> [Challenge]:
Copy every line that contains the string "September" from the entries below.

> [Listing]:
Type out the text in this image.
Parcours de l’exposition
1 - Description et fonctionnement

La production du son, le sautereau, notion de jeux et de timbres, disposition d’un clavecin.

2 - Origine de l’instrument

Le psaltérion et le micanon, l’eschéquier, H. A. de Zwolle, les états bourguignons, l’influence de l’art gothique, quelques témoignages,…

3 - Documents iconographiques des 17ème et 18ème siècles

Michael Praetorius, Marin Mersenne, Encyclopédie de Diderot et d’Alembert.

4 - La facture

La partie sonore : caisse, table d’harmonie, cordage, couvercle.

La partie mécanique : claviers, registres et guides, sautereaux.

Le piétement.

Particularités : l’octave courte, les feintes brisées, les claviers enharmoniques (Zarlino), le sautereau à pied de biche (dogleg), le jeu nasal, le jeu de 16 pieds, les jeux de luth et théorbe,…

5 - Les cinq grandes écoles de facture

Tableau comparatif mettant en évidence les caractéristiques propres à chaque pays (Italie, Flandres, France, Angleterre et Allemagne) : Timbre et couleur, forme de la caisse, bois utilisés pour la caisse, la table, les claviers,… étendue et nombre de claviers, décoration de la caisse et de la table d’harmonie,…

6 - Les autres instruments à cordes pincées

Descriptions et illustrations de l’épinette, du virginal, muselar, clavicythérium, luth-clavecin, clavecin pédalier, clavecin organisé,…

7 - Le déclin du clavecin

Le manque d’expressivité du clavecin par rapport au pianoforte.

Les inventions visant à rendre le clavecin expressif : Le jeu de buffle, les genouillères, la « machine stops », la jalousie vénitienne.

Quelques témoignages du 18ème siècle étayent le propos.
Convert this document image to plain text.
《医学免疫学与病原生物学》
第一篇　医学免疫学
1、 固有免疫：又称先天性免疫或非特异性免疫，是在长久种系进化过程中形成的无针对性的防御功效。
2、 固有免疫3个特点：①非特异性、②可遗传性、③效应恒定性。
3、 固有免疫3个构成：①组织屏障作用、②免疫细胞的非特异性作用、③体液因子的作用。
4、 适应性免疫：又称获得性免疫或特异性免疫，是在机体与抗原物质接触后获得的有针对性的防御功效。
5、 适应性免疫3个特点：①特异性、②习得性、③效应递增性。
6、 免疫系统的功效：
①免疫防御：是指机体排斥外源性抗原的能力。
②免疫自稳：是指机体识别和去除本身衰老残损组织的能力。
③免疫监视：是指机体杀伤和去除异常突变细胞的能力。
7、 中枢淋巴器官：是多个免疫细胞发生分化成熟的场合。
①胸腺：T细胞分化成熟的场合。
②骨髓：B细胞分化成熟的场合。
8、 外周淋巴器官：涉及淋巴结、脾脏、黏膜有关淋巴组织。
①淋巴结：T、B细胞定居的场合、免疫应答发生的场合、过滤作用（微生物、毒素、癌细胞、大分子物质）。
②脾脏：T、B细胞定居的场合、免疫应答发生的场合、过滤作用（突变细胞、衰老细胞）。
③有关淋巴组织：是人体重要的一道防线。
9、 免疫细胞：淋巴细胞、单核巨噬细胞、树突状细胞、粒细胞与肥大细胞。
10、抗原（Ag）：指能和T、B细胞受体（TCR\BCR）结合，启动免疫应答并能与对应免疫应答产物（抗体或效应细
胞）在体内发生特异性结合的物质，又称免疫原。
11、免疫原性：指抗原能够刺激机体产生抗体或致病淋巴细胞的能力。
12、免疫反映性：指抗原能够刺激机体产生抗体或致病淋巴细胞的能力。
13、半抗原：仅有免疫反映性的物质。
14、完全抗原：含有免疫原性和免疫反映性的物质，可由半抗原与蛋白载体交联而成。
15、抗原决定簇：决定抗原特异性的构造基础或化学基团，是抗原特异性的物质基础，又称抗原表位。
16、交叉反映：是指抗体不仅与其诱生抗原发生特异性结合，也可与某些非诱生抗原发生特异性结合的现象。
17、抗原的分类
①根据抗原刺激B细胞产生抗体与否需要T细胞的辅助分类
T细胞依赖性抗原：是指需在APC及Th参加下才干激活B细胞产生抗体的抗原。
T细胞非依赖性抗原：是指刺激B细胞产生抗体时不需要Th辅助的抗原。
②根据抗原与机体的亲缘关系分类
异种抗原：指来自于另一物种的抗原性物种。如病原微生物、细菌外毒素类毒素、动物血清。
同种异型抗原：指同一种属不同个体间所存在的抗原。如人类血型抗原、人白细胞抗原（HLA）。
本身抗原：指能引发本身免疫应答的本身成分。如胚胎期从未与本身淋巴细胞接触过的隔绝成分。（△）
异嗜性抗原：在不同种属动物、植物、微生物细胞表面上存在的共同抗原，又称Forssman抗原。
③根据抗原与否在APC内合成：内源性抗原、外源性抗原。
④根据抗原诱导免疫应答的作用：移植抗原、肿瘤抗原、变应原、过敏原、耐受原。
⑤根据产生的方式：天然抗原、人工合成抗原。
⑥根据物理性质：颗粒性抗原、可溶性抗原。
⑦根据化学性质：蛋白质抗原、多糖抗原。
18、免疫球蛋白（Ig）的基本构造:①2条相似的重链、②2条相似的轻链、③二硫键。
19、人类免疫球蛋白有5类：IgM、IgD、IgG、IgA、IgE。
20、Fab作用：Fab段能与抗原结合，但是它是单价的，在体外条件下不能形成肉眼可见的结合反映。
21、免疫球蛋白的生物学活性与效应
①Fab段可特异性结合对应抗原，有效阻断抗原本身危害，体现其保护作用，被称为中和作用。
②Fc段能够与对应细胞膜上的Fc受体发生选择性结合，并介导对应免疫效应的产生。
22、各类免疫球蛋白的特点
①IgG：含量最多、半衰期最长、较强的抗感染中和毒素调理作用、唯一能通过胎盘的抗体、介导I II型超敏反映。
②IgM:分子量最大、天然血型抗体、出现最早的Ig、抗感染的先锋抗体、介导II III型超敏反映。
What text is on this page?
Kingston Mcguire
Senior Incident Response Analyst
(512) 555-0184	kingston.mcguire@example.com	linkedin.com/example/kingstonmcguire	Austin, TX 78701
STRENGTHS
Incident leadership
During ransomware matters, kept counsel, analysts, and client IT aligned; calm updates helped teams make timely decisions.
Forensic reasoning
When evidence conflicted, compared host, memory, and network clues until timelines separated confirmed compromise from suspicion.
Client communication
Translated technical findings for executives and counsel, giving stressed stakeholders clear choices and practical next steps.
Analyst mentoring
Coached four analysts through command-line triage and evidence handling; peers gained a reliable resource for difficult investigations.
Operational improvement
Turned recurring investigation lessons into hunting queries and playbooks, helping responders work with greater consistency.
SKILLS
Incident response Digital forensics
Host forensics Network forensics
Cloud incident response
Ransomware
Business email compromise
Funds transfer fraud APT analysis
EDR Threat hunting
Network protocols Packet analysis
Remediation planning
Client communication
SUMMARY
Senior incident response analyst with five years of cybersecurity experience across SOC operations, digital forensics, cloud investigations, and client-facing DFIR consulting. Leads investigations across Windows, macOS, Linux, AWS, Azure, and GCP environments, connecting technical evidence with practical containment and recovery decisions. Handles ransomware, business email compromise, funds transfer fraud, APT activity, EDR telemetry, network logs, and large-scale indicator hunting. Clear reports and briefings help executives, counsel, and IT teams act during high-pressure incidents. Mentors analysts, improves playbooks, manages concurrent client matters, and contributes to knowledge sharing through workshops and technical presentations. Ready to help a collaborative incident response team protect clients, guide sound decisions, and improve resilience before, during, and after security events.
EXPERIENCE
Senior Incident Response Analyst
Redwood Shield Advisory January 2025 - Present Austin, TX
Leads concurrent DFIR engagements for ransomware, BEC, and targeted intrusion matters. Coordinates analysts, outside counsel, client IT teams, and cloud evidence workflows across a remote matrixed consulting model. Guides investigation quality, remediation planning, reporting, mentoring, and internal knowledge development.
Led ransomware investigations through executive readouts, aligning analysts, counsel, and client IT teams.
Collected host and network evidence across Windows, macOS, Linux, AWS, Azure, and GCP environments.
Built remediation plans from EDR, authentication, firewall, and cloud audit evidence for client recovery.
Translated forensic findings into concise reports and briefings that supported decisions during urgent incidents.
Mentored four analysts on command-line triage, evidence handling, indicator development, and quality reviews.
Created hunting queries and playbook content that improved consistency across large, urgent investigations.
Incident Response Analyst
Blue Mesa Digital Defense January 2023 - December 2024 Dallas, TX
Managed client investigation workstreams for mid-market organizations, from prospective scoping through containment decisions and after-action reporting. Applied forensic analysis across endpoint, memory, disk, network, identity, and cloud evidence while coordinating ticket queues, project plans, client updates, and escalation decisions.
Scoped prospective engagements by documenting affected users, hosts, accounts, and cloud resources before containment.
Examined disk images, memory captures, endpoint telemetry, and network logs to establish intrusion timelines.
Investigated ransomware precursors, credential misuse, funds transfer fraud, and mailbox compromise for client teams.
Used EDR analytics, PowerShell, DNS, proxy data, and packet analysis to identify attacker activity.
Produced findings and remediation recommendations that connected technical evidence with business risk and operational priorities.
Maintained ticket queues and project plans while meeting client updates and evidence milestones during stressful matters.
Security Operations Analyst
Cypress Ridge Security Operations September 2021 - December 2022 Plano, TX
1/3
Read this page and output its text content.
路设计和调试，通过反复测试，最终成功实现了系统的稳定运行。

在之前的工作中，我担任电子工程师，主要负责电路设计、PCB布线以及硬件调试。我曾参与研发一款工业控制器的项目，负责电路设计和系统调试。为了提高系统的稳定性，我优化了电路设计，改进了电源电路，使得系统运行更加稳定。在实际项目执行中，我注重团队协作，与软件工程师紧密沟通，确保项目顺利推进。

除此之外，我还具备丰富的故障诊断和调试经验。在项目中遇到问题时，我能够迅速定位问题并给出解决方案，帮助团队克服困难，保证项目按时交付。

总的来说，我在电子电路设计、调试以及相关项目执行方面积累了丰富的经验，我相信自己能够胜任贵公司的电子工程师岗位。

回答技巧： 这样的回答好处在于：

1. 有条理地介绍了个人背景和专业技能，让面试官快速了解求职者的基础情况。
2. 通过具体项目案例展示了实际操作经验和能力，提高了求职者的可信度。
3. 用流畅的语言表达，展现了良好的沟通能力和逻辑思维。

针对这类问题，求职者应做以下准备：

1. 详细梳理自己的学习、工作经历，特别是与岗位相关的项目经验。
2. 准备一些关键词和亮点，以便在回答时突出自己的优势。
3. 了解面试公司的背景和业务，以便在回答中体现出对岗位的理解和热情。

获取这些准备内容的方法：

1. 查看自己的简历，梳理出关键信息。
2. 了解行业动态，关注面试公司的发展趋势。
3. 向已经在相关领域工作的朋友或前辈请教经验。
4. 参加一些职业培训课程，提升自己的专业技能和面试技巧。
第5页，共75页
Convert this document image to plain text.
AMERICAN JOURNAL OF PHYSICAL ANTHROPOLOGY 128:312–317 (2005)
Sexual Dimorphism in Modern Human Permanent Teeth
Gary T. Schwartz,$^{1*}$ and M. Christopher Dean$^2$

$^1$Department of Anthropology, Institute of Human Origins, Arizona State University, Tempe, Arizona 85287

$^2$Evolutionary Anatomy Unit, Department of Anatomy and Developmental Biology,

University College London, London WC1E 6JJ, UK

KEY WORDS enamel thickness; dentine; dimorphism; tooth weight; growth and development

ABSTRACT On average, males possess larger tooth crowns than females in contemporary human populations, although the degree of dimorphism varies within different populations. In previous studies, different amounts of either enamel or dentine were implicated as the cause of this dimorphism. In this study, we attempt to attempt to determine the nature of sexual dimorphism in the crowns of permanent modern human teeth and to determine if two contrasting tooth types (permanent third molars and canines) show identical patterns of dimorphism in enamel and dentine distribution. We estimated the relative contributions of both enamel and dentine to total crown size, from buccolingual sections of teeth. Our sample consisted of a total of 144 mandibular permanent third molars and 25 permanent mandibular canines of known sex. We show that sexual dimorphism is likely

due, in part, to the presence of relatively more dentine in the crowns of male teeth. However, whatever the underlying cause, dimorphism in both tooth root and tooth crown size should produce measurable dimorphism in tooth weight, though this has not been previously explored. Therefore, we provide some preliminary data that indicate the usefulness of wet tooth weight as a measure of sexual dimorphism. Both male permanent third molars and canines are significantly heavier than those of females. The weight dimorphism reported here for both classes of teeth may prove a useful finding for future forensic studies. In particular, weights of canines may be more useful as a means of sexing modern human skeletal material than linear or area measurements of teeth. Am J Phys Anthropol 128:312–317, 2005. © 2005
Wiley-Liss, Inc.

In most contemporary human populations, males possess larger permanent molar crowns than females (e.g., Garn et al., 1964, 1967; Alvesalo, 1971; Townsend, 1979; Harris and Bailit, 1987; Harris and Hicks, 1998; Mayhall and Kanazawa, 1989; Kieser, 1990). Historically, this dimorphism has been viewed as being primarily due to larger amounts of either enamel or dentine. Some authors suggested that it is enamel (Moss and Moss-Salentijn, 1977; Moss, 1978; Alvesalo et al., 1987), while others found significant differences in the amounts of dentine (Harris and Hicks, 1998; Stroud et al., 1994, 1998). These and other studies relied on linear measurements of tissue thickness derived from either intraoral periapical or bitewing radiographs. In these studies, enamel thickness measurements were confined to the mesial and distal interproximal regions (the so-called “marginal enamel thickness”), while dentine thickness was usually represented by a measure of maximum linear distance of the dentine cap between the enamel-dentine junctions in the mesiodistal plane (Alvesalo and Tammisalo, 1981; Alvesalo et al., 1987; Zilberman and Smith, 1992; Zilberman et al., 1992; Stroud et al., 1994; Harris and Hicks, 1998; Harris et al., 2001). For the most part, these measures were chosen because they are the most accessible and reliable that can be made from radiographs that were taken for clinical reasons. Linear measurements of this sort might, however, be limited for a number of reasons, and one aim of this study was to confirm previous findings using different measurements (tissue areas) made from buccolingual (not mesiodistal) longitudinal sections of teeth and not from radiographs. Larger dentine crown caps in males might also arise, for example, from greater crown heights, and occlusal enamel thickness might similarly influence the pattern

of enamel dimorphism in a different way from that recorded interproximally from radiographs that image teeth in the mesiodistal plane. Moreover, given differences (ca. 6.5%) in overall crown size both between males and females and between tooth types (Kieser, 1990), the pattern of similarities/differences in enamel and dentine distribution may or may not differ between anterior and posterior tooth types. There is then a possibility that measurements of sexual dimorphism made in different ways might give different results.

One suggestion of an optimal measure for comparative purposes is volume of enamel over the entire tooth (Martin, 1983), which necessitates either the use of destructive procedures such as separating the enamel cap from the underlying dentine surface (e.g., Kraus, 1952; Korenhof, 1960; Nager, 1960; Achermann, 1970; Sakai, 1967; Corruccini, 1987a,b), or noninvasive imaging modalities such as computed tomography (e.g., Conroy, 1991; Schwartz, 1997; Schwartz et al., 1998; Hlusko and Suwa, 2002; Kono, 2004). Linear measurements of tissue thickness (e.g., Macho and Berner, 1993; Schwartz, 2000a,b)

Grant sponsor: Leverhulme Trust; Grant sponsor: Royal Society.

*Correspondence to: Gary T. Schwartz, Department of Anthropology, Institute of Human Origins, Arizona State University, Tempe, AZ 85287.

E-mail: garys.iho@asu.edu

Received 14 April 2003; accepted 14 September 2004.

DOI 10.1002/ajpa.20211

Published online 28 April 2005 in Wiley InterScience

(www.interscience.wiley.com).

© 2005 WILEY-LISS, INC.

> [Answer in full]:
Cypress Ridge Security Operations September 2021 - December 2022 Plano, TX
Received 14 April 2003; accepted 14 September 2004.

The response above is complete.